Quote the records in full and leave their pictures out.

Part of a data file
········

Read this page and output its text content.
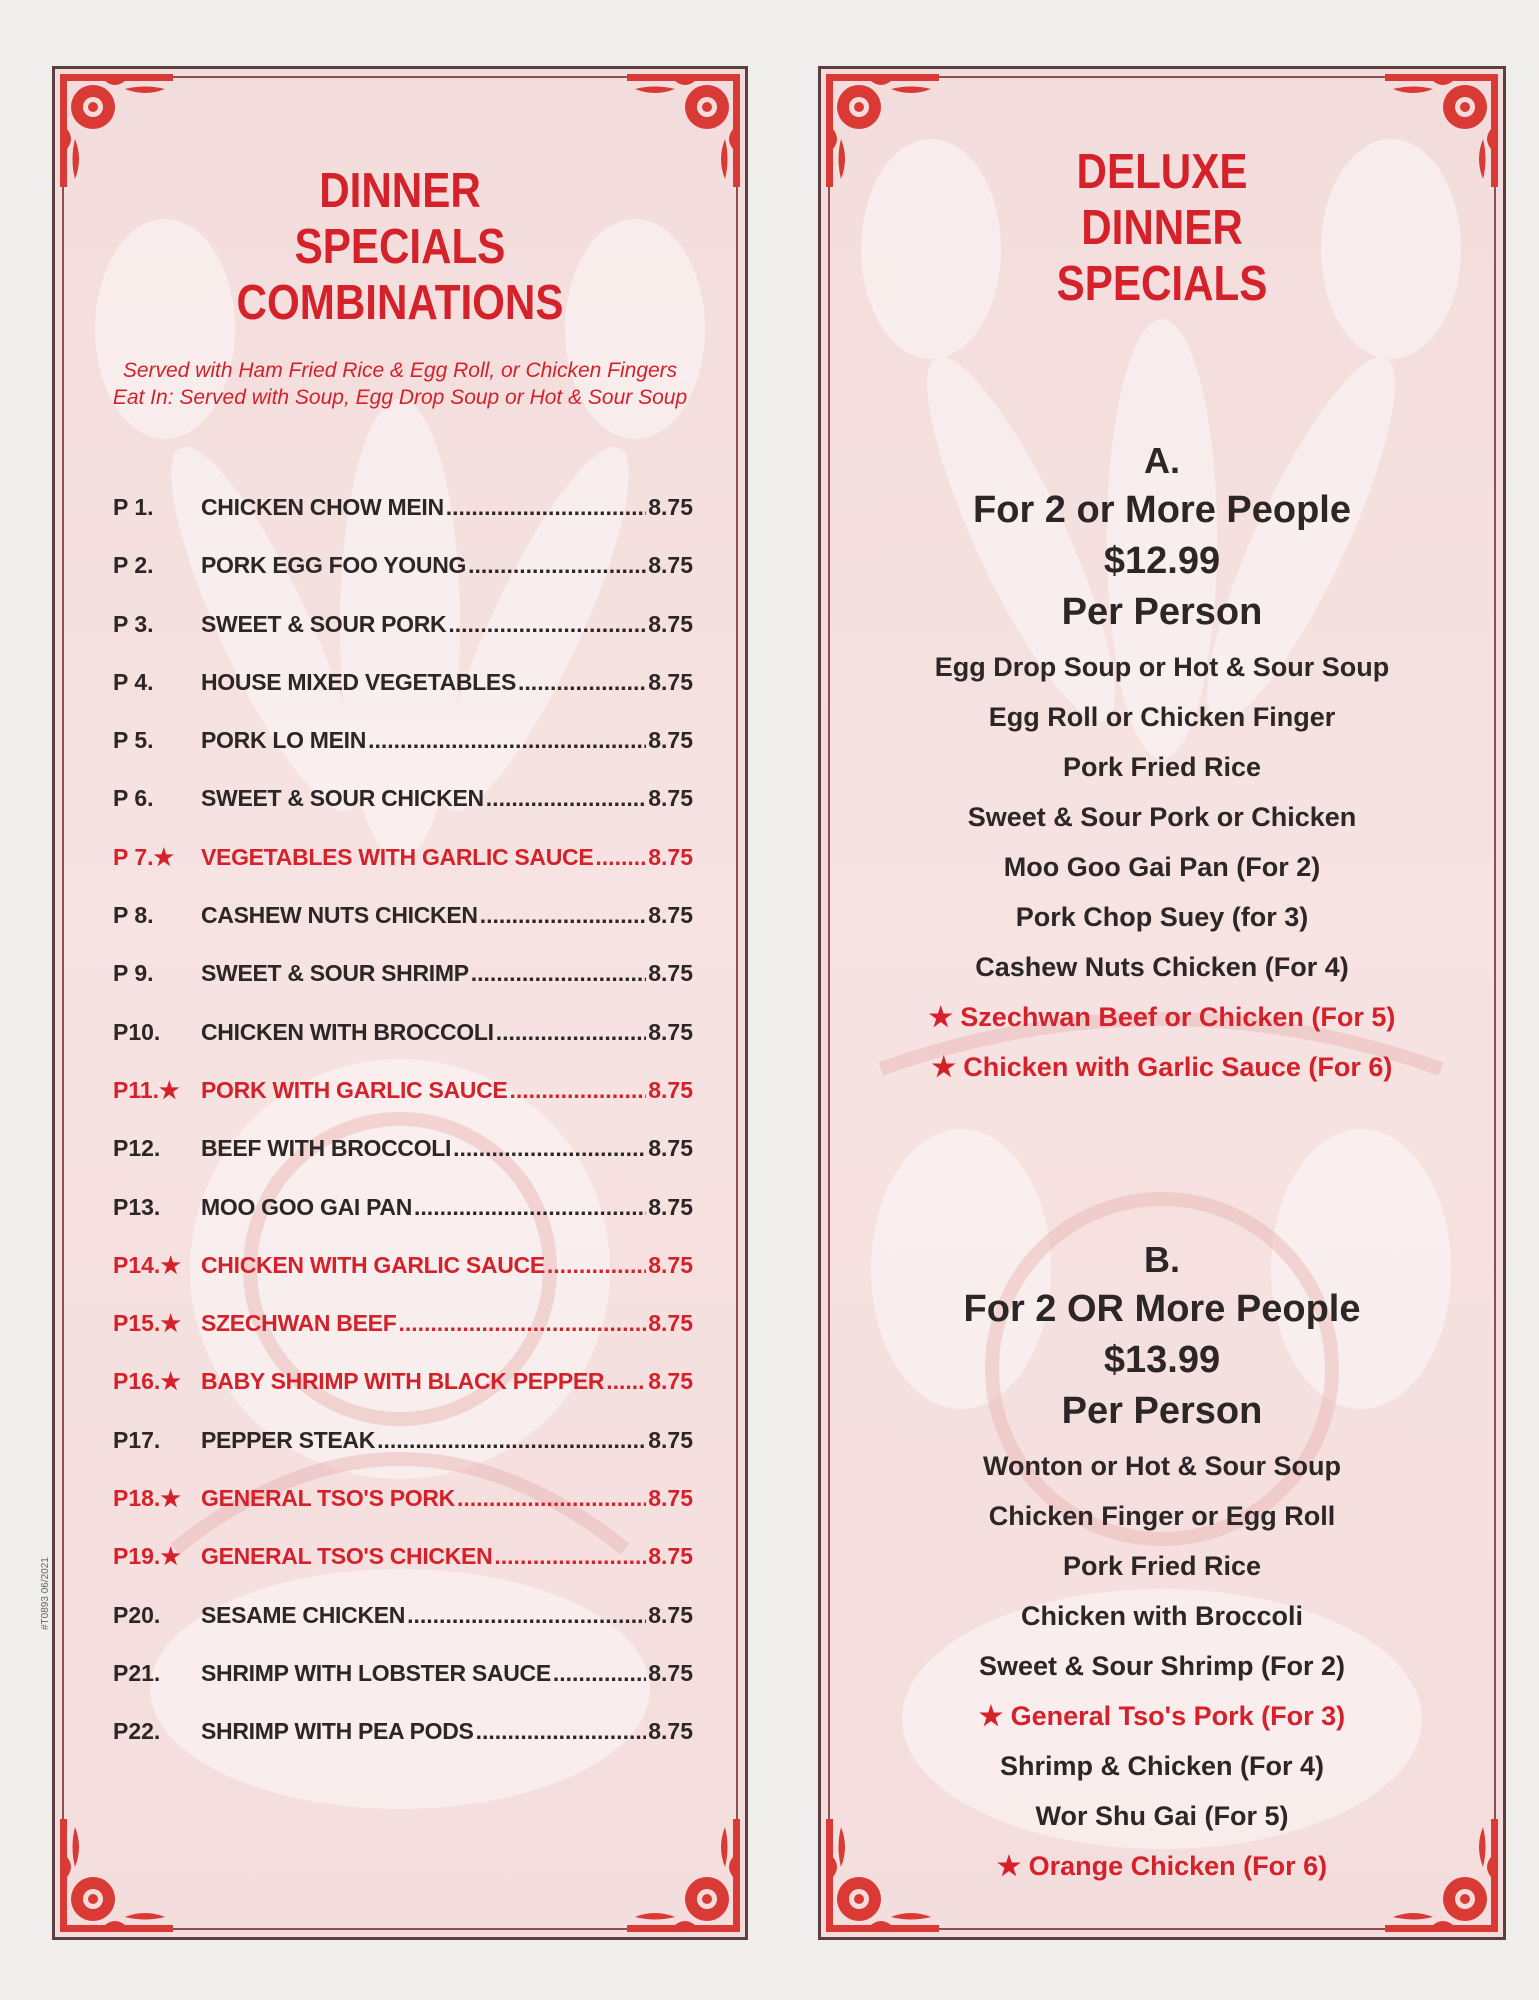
#T0893 06/2021
DINNER
SPECIALS
COMBINATIONS
Served with Ham Fried Rice & Egg Roll, or Chicken Fingers
Eat In: Served with Soup, Egg Drop Soup or Hot & Sour Soup
P 1.	CHICKEN CHOW MEIN .....	8.75
P 2.	PORK EGG FOO YOUNG .....	8.75
P 3.	SWEET & SOUR PORK .....	8.75
P 4.	HOUSE MIXED VEGETABLES .....	8.75
P 5.	PORK LO MEIN .....	8.75
P 6.	SWEET & SOUR CHICKEN .....	8.75
P 7.★	VEGETABLES WITH GARLIC SAUCE ..... 8.75
P 8.	CASHEW NUTS CHICKEN .....	8.75
P 9.	SWEET & SOUR SHRIMP .....	8.75
P10.	CHICKEN WITH BROCCOLI .....	8.75
P11.★ PORK WITH GARLIC SAUCE .....	8.75
P12.	BEEF WITH BROCCOLI .....	8.75
P13.	MOO GOO GAI PAN .....	8.75
P14.★ CHICKEN WITH GARLIC SAUCE .....	8.75
P15.★ SZECHWAN BEEF .....	8.75
P16.★ BABY SHRIMP WITH BLACK PEPPER ..... 8.75
P17.	PEPPER STEAK .....	8.75
P18.★ GENERAL TSO'S PORK .....	8.75
P19.★ GENERAL TSO'S CHICKEN .....	8.75
P20.	SESAME CHICKEN .....	8.75
P21.	SHRIMP WITH LOBSTER SAUCE .....	8.75
P22.	SHRIMP WITH PEA PODS .....	8.75
DELUXE
DINNER
SPECIALS
A.
For 2 or More People
$12.99
Per Person
Egg Drop Soup or Hot & Sour Soup
Egg Roll or Chicken Finger
Pork Fried Rice
Sweet & Sour Pork or Chicken
Moo Goo Gai Pan (For 2)
Pork Chop Suey (for 3)
Cashew Nuts Chicken (For 4)
★ Szechwan Beef or Chicken (For 5)
★ Chicken with Garlic Sauce (For 6)
B.
For 2 OR More People
$13.99
Per Person
Wonton or Hot & Sour Soup
Chicken Finger or Egg Roll
Pork Fried Rice
Chicken with Broccoli
Sweet & Sour Shrimp (For 2)
★ General Tso's Pork (For 3)
Shrimp & Chicken (For 4)
Wor Shu Gai (For 5)
★ Orange Chicken (For 6)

········

— Right answer —
Read this page and output its text content.
#T0893 06/2021
DINNER
SPECIALS
COMBINATIONS
Served with Ham Fried Rice & Egg Roll, or Chicken Fingers
Eat In: Served with Soup, Egg Drop Soup or Hot & Sour Soup
P 1.	CHICKEN CHOW MEIN .....	8.75
P 2.	PORK EGG FOO YOUNG .....	8.75
P 3.	SWEET & SOUR PORK .....	8.75
P 4.	HOUSE MIXED VEGETABLES .....	8.75
P 5.	PORK LO MEIN .....	8.75
P 6.	SWEET & SOUR CHICKEN .....	8.75
P 7.★	VEGETABLES WITH GARLIC SAUCE ..... 8.75
P 8.	CASHEW NUTS CHICKEN .....	8.75
P 9.	SWEET & SOUR SHRIMP .....	8.75
P10.	CHICKEN WITH BROCCOLI .....	8.75
P11.★ PORK WITH GARLIC SAUCE .....	8.75
P12.	BEEF WITH BROCCOLI .....	8.75
P13.	MOO GOO GAI PAN .....	8.75
P14.★ CHICKEN WITH GARLIC SAUCE .....	8.75
P15.★ SZECHWAN BEEF .....	8.75
P16.★ BABY SHRIMP WITH BLACK PEPPER ..... 8.75
P17.	PEPPER STEAK .....	8.75
P18.★ GENERAL TSO'S PORK .....	8.75
P19.★ GENERAL TSO'S CHICKEN .....	8.75
P20.	SESAME CHICKEN .....	8.75
P21.	SHRIMP WITH LOBSTER SAUCE .....	8.75
P22.	SHRIMP WITH PEA PODS .....	8.75
DELUXE
DINNER
SPECIALS
A.
For 2 or More People
$12.99
Per Person
Egg Drop Soup or Hot & Sour Soup
Egg Roll or Chicken Finger
Pork Fried Rice
Sweet & Sour Pork or Chicken
Moo Goo Gai Pan (For 2)
Pork Chop Suey (for 3)
Cashew Nuts Chicken (For 4)
★ Szechwan Beef or Chicken (For 5)
★ Chicken with Garlic Sauce (For 6)
B.
For 2 OR More People
$13.99
Per Person
Wonton or Hot & Sour Soup
Chicken Finger or Egg Roll
Pork Fried Rice
Chicken with Broccoli
Sweet & Sour Shrimp (For 2)
★ General Tso's Pork (For 3)
Shrimp & Chicken (For 4)
Wor Shu Gai (For 5)
★ Orange Chicken (For 6)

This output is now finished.